SET PROBLEM: Copy out all lines carrying the word "张择端画的画".

RECORDS FOR THE EXERCISE:
◆ ◆ ◆ ◆ ◆ ◆ ◆
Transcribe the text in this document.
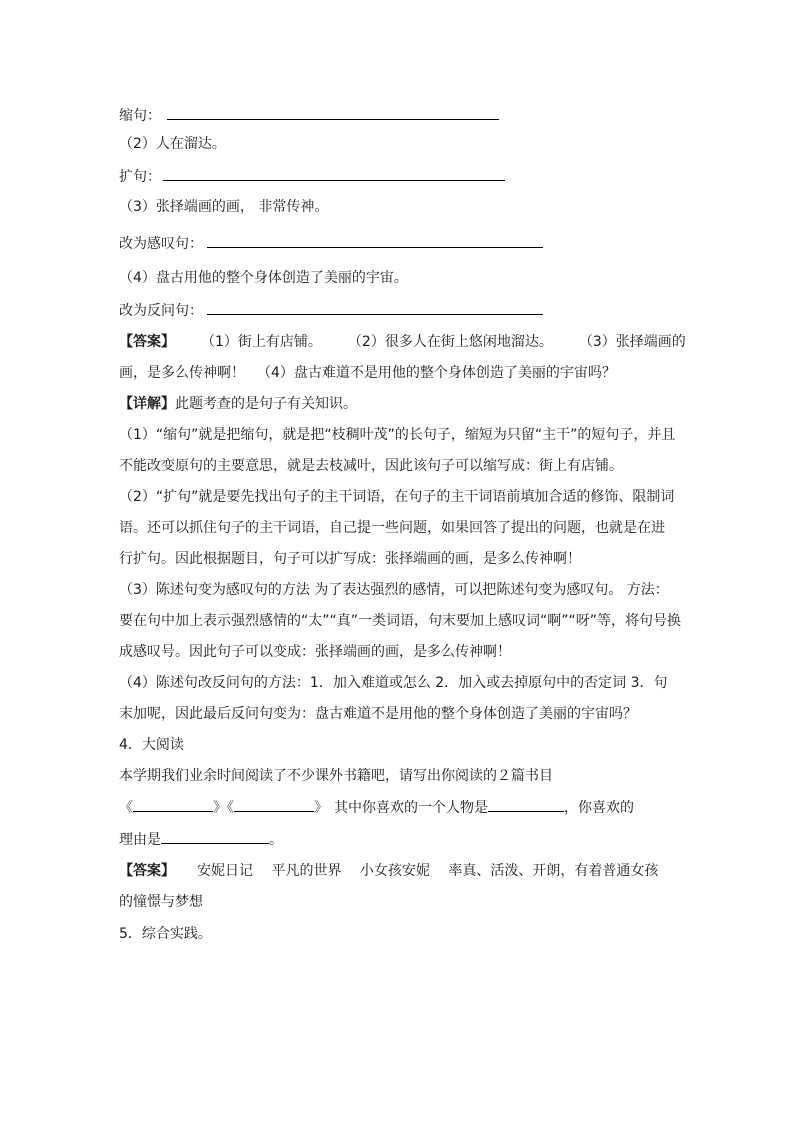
缩句：
（2）人在溜达。
扩句：
（3）张择端画的画， 非常传神。
改为感叹句：
（4）盘古用他的整个身体创造了美丽的宇宙。
改为反问句：
【答案】 （1）街上有店铺。 （2）很多人在街上悠闲地溜达。 （3）张择端画的
画，是多么传神啊！ （4）盘古难道不是用他的整个身体创造了美丽的宇宙吗？
【详解】此题考查的是句子有关知识。
（1）“缩句”就是把缩句，就是把“枝稠叶茂”的长句子，缩短为只留“主干”的短句子，并且
不能改变原句的主要意思，就是去枝减叶，因此该句子可以缩写成：街上有店铺。
（2）“扩句”就是要先找出句子的主干词语，在句子的主干词语前填加合适的修饰、限制词
语。还可以抓住句子的主干词语，自己提一些问题，如果回答了提出的问题，也就是在进
行扩句。因此根据题目，句子可以扩写成：张择端画的画，是多么传神啊！
（3）陈述句变为感叹句的方法 为了表达强烈的感情，可以把陈述句变为感叹句。 方法：
要在句中加上表示强烈感情的“太”“真”一类词语，句末要加上感叹词“啊”“呀”等，将句号换
成感叹号。因此句子可以变成：张择端画的画，是多么传神啊！
（4）陈述句改反问句的方法：1．加入难道或怎么 2．加入或去掉原句中的否定词 3．句
末加呢，因此最后反问句变为：盘古难道不是用他的整个身体创造了美丽的宇宙吗？
4．大阅读
本学期我们业余时间阅读了不少课外书籍吧，请写出你阅读的２篇书目
《	》《	》 其中你喜欢的一个人物是	，你喜欢的
理由是	。
【答案】 安妮日记　 平凡的世界　 小女孩安妮　 率真、活泼、开朗，有着普通女孩
的憧憬与梦想
5．综合实践。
◆ ◆ ◆ ◆ ◆ ◆ ◆
COMPLETE RESPONSE:
（3）张择端画的画， 非常传神。
行扩句。因此根据题目，句子可以扩写成：张择端画的画，是多么传神啊！
成感叹号。因此句子可以变成：张择端画的画，是多么传神啊！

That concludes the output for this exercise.